-- begin --

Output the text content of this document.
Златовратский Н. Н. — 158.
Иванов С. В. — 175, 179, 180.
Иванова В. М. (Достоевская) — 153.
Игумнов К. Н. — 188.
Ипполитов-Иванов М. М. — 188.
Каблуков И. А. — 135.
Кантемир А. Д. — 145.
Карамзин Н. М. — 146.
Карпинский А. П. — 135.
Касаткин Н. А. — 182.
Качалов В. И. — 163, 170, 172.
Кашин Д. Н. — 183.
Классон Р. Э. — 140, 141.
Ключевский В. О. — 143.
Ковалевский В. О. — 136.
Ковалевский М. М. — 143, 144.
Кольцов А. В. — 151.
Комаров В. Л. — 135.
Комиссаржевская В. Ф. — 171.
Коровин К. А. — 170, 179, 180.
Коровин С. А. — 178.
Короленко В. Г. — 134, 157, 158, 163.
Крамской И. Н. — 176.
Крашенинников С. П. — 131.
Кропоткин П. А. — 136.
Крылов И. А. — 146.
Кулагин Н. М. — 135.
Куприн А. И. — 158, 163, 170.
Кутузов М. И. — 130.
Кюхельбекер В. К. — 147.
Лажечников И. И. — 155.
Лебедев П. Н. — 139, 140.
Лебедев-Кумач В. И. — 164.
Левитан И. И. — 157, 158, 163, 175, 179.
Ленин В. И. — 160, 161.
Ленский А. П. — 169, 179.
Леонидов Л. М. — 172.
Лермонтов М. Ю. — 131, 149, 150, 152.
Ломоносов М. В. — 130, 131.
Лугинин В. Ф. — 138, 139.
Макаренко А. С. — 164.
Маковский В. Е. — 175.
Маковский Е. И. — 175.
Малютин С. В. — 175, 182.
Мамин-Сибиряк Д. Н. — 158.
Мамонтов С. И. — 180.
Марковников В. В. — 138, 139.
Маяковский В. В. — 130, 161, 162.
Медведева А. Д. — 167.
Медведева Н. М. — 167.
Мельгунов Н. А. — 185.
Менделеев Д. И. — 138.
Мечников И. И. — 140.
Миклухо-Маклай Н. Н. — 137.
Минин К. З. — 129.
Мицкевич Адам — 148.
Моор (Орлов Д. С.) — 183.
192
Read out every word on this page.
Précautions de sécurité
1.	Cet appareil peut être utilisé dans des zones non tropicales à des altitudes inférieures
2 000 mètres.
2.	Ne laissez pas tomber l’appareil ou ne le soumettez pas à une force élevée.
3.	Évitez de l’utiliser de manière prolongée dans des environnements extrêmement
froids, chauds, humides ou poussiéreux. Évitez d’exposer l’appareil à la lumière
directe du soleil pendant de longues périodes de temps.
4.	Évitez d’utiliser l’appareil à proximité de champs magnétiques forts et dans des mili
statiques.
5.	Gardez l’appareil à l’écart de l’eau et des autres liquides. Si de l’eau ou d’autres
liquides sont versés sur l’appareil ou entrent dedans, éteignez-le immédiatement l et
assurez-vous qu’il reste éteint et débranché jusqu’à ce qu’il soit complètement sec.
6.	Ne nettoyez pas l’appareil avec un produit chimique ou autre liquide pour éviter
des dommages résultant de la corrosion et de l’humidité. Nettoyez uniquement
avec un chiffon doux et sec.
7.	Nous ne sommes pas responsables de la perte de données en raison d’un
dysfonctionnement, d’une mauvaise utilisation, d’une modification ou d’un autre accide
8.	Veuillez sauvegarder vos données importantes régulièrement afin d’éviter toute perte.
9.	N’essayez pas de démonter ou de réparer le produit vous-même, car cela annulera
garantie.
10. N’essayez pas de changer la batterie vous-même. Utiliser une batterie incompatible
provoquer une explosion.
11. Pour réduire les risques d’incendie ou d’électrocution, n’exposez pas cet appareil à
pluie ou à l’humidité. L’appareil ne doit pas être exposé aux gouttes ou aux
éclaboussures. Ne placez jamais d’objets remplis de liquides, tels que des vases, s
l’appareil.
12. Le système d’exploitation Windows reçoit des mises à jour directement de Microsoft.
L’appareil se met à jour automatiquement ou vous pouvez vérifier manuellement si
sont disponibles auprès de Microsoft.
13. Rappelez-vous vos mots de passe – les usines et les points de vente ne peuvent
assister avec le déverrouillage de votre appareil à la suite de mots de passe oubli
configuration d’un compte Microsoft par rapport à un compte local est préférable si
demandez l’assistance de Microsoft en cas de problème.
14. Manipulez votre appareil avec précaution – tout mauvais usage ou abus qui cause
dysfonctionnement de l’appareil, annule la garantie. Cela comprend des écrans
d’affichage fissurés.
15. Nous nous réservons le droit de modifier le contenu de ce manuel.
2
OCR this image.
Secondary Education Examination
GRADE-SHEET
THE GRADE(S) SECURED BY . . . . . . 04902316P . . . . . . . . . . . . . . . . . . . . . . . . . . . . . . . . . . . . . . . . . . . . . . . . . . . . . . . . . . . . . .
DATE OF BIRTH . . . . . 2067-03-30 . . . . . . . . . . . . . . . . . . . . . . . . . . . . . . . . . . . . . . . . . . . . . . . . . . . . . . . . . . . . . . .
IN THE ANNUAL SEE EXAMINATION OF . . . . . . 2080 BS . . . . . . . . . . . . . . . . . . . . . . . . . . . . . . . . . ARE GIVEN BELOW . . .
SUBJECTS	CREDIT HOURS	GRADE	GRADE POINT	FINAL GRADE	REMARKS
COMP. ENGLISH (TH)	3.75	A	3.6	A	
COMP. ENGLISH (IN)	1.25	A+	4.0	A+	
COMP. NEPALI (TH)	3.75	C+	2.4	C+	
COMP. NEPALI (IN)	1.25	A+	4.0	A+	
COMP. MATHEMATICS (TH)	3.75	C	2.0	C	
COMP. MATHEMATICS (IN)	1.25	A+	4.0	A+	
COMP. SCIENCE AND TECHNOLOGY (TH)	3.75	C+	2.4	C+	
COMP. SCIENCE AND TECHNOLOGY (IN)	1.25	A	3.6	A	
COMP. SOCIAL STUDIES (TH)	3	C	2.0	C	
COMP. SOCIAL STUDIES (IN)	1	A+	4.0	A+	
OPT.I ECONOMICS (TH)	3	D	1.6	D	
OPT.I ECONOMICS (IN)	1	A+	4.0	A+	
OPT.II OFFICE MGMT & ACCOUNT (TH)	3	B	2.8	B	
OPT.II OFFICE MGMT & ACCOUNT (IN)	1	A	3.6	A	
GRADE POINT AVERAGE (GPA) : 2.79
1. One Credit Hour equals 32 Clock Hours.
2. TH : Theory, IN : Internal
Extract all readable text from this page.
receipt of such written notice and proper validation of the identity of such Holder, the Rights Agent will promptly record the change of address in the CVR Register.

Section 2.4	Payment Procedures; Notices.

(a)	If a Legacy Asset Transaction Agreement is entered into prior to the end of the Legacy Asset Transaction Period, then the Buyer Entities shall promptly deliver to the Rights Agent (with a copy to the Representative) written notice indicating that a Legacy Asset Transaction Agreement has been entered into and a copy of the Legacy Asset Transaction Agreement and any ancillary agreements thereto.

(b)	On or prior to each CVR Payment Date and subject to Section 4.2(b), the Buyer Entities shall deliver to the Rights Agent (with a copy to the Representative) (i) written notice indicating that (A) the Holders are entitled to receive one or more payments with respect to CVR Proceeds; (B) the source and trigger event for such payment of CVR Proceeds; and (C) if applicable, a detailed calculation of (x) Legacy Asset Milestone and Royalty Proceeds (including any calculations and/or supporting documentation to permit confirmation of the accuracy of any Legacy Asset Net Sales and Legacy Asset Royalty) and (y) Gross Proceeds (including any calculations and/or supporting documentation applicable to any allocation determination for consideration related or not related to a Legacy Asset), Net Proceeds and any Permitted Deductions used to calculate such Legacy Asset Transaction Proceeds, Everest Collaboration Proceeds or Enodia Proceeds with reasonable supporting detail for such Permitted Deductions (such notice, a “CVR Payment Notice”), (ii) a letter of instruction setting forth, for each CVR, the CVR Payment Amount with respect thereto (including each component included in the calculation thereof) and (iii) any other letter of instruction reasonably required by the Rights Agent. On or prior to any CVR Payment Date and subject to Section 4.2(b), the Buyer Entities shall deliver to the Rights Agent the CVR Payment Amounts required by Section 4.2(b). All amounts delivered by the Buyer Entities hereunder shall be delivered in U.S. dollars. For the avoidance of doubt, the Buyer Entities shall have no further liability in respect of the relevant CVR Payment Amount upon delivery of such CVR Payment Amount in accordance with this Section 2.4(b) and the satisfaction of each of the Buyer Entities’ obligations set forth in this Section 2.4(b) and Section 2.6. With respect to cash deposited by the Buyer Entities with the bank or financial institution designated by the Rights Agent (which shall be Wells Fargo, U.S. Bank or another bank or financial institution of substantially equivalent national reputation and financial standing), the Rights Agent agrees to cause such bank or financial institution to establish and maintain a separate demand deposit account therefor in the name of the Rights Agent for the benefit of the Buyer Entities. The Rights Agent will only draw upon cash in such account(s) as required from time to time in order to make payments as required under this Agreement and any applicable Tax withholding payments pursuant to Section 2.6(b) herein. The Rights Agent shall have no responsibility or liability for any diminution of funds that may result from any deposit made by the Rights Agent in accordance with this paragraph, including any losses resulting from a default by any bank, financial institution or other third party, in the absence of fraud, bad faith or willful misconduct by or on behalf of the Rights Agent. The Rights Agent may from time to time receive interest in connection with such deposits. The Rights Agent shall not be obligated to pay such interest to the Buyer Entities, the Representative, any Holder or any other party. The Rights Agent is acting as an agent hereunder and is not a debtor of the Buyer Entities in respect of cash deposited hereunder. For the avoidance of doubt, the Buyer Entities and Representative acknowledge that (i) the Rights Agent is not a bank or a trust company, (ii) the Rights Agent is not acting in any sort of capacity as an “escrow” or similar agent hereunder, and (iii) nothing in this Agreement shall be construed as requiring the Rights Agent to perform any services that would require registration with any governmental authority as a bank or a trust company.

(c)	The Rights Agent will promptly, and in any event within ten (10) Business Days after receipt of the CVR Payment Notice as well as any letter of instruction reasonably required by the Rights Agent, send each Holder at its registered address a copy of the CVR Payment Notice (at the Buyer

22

-- end --

■ EXERCISE: List the lines that contain the word "garantie".

■ EXPECTED ANSWER:
garantie.
dysfonctionnement de l’appareil, annule la garantie. Cela comprend des écrans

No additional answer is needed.